WORK REQUIRED.
Gather each line of the entries below that includes "是等比数列".

MATERIAL PROVIDED.
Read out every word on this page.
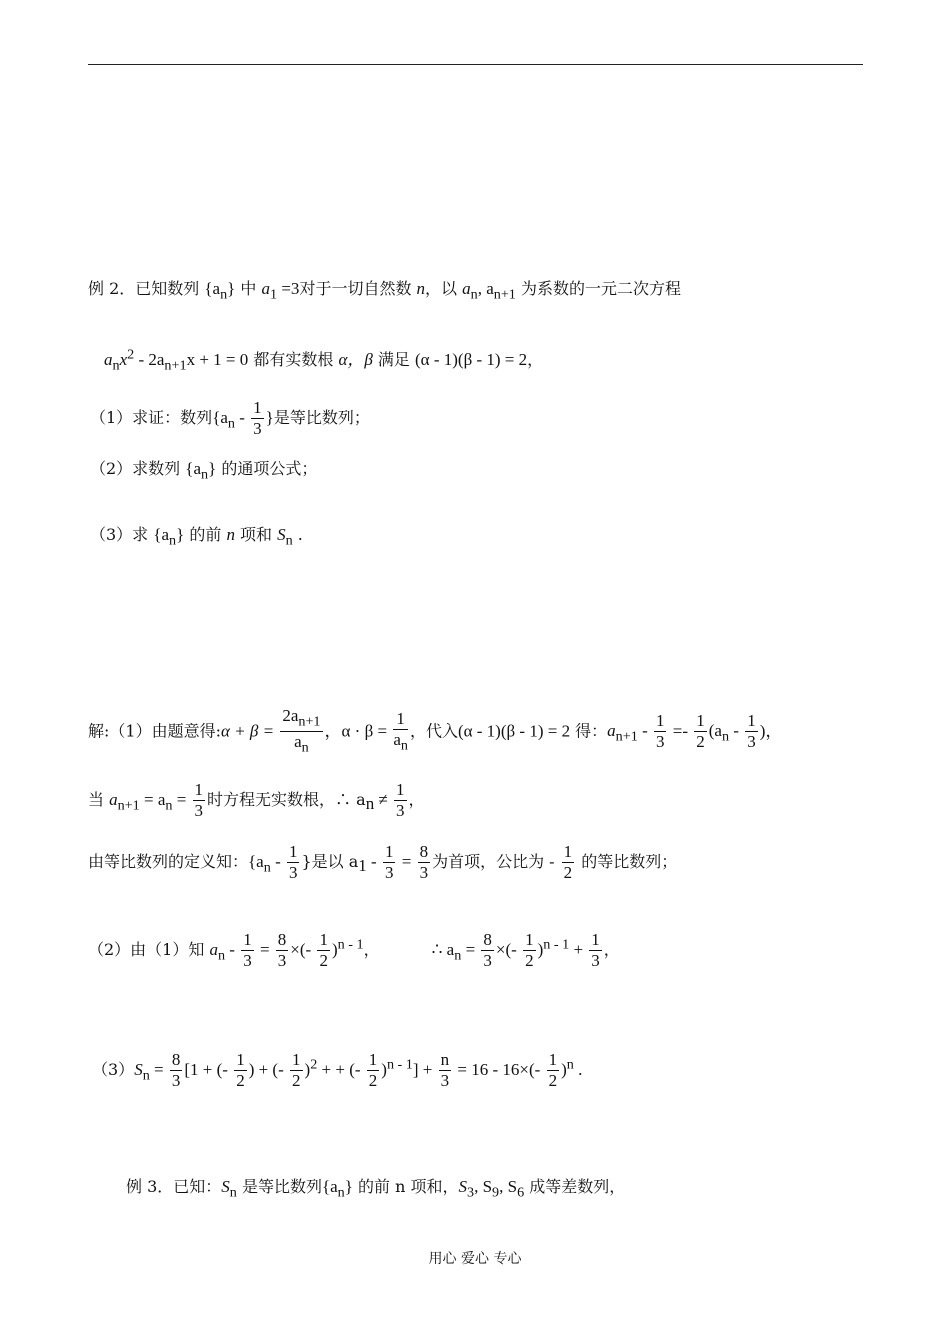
例 2．已知数列 $\{a_n\}$ 中 $a_1 =3$对于一切自然数 n，以 $a_n$, $a_{n+1}$ 为系数的一元二次方程
$a_nx^2 - 2a_{n+1}x + 1 = 0$ 都有实数根 α，β 满足 (α - 1)(β - 1) = 2，
（1）求证：数列{$a_n - \frac{1}{3}$ }是等比数列；
（2）求数列 $\{a_n\}$ 的通项公式；
（3）求 $\{a_n\}$ 的前 n 项和 $S_n$ .
解:（1）由题意得:α + $\beta = \frac{2a_{n+1}}{a_n}$ ，$\alpha \cdot \beta = \frac{1}{a_n}$ ，代入(α - 1)(β - 1) = 2 得：$a_{n+1} - \frac{1}{3} =- \frac{1}{2} (a_n - \frac{1}{3}$ )，
当 $a_{n+1} = a_n = \frac{1}{3}$ 时方程无实数根，∴ $a_n \ne \frac{1}{3}$ ，
由等比数列的定义知：{$a_n - \frac{1}{3}$ }是以 $a_1 - \frac{1}{3} = \frac{8}{3}$ 为首项，公比为 - $\frac{1}{2}$ 的等比数列；
（2）由（1）知 $a_n - \frac{1}{3} = \frac{8}{3}$ ×(- $\frac{1}{2} )^{n - 1}$，	∴ $a_n = \frac{8}{3}$ ×(- $\frac{1}{2} )^{n - 1} + \frac{1}{3}$ ，
$(3)S_n = \frac{8}{3} [1$ + (- $\frac{1}{2}$ ) + (- $\frac{1}{2} )^2$ + + (- $\frac{1}{2} )^{n - 1}] + \frac{n}{3} = 16 - 16\times(- \frac{1}{2} )^n$ .
例 3．已知：$S_n$ 是等比数列$\{a_n\}$ 的前 n 项和，$S_3$, $S_9$, $S_6$ 成等差数列，
用心 爱心 专心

ANSWER TO THE TASK.
（1）求证：数列{$a_n - \frac{1}{3}$ }是等比数列；
例 3．已知：$S_n$ 是等比数列$\{a_n\}$ 的前 n 项和，$S_3$, $S_9$, $S_6$ 成等差数列，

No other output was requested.